DATA FOR THIS TASK:
——————
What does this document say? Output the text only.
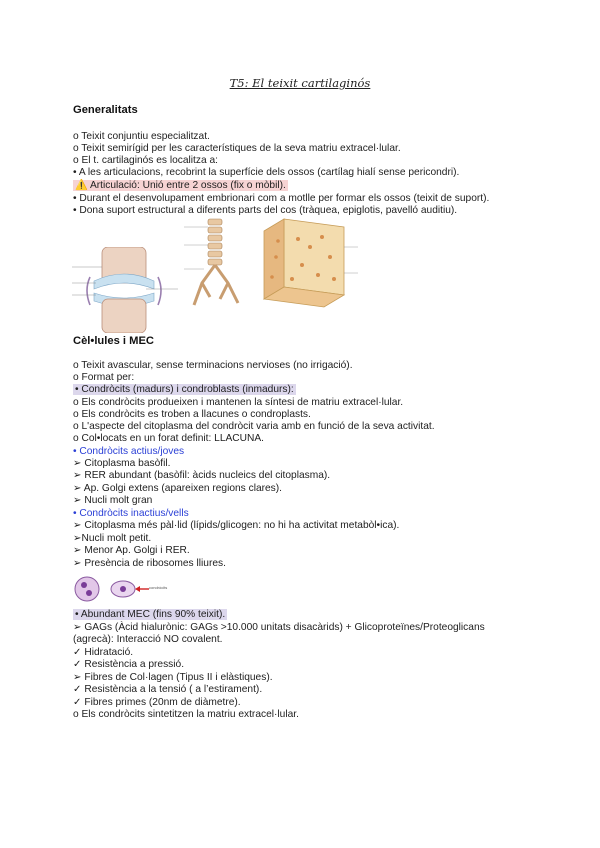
T5: El teixit cartilaginós
Generalitats
o Teixit conjuntiu especialitzat.
o Teixit semirígid per les característiques de la seva matriu extracel·lular.
o El t. cartilaginós es localitza a:
• A les articulacions, recobrint la superfície dels ossos (cartílag hialí sense pericondri).
⚠️ Articulació: Unió entre 2 ossos (fix o mòbil).
• Durant el desenvolupament embrionari com a motlle per formar els ossos (teixit de suport).
• Dona suport estructural a diferents parts del cos (tràquea, epiglotis, pavelló auditiu).
Cèl•lules i MEC
o Teixit avascular, sense terminacions nervioses (no irrigació).
o Format per:
• Condròcits (madurs) i condroblasts (inmadurs):
o Els condròcits produeixen i mantenen la síntesi de matriu extracel·lular.
o Els condròcits es troben a llacunes o condroplasts.
o L'aspecte del citoplasma del condròcit varia amb en funció de la seva activitat.
o Col•locats en un forat definit: LLACUNA.
• Condròcits actius/joves
➢ Citoplasma basòfil.
➢ RER abundant (basòfil: àcids nucleics del citoplasma).
➢ Ap. Golgi extens (apareixen regions clares).
➢ Nucli molt gran
• Condròcits inactius/vells
➢ Citoplasma més pàl·lid (lípids/glicogen: no hi ha activitat metabòl•ica).
➢Nucli molt petit.
➢ Menor Ap. Golgi i RER.
➢ Presència de ribosomes lliures.
condròcits
• Abundant MEC (fins 90% teixit).
➢ GAGs (Àcid hialurònic: GAGs >10.000 unitats disacàrids) + Glicoproteïnes/Proteoglicans
(agrecà): Interacció NO covalent.
✓ Hidratació.
✓ Resistència a pressió.
➢ Fibres de Col·lagen (Tipus II i elàstiques).
✓ Resistència a la tensió ( a l’estirament).
✓ Fibres primes (20nm de diàmetre).
o Els condròcits sintetitzen la matriu extracel·lular.
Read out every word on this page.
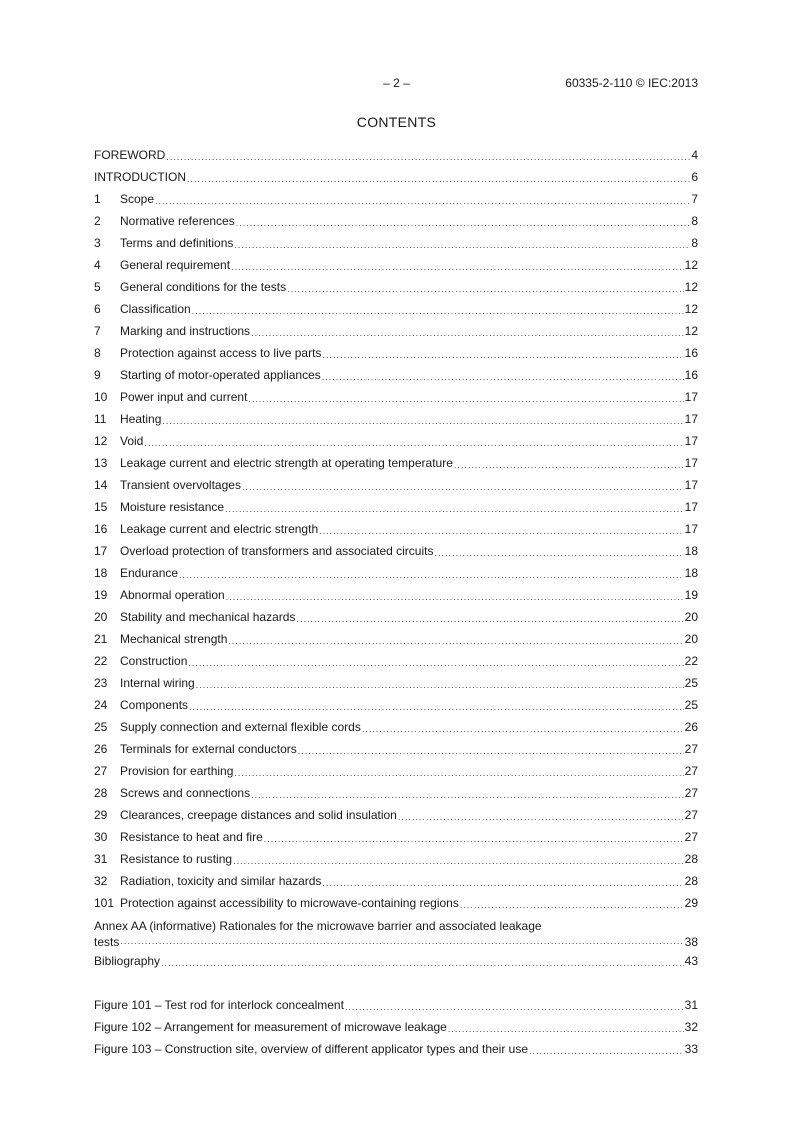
– 2 –	60335-2-110 © IEC:2013
CONTENTS
FOREWORD .....	4
INTRODUCTION .....	6
1	Scope .....	7
2	Normative references .....	8
3	Terms and definitions .....	8
4	General requirement .....	12
5	General conditions for the tests .....	12
6	Classification .....	12
7	Marking and instructions .....	12
8	Protection against access to live parts .....	16
9	Starting of motor-operated appliances .....	16
10	Power input and current .....	17
11	Heating .....	17
12	Void .....	17
13	Leakage current and electric strength at operating temperature .....	17
14	Transient overvoltages .....	17
15	Moisture resistance .....	17
16	Leakage current and electric strength .....	17
17	Overload protection of transformers and associated circuits .....	18
18	Endurance .....	18
19	Abnormal operation .....	19
20	Stability and mechanical hazards .....	20
21	Mechanical strength .....	20
22	Construction .....	22
23	Internal wiring .....	25
24	Components .....	25
25	Supply connection and external flexible cords .....	26
26	Terminals for external conductors .....	27
27	Provision for earthing .....	27
28	Screws and connections .....	27
29	Clearances, creepage distances and solid insulation .....	27
30	Resistance to heat and fire .....	27
31	Resistance to rusting .....	28
32	Radiation, toxicity and similar hazards .....	28
101 Protection against accessibility to microwave-containing regions .....	29
Annex AA (informative) Rationales for the microwave barrier and associated leakage
tests .....	38
Bibliography .....	43
Figure 101 – Test rod for interlock concealment .....	31
Figure 102 – Arrangement for measurement of microwave leakage .....	32
Figure 103 – Construction site, overview of different applicator types and their use .....	33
——————
GOAL OF THE EXERCISE: Every line from the one containing "Read out every word on this page." through the end of the data above should be copied exactly; nothing else is copied, and pictures are omitted.

PROBLEM SOLUTION:
Read out every word on this page.
– 2 –	60335-2-110 © IEC:2013
CONTENTS
FOREWORD .....	4
INTRODUCTION .....	6
1	Scope .....	7
2	Normative references .....	8
3	Terms and definitions .....	8
4	General requirement .....	12
5	General conditions for the tests .....	12
6	Classification .....	12
7	Marking and instructions .....	12
8	Protection against access to live parts .....	16
9	Starting of motor-operated appliances .....	16
10	Power input and current .....	17
11	Heating .....	17
12	Void .....	17
13	Leakage current and electric strength at operating temperature .....	17
14	Transient overvoltages .....	17
15	Moisture resistance .....	17
16	Leakage current and electric strength .....	17
17	Overload protection of transformers and associated circuits .....	18
18	Endurance .....	18
19	Abnormal operation .....	19
20	Stability and mechanical hazards .....	20
21	Mechanical strength .....	20
22	Construction .....	22
23	Internal wiring .....	25
24	Components .....	25
25	Supply connection and external flexible cords .....	26
26	Terminals for external conductors .....	27
27	Provision for earthing .....	27
28	Screws and connections .....	27
29	Clearances, creepage distances and solid insulation .....	27
30	Resistance to heat and fire .....	27
31	Resistance to rusting .....	28
32	Radiation, toxicity and similar hazards .....	28
101 Protection against accessibility to microwave-containing regions .....	29
Annex AA (informative) Rationales for the microwave barrier and associated leakage
tests .....	38
Bibliography .....	43
Figure 101 – Test rod for interlock concealment .....	31
Figure 102 – Arrangement for measurement of microwave leakage .....	32
Figure 103 – Construction site, overview of different applicator types and their use .....	33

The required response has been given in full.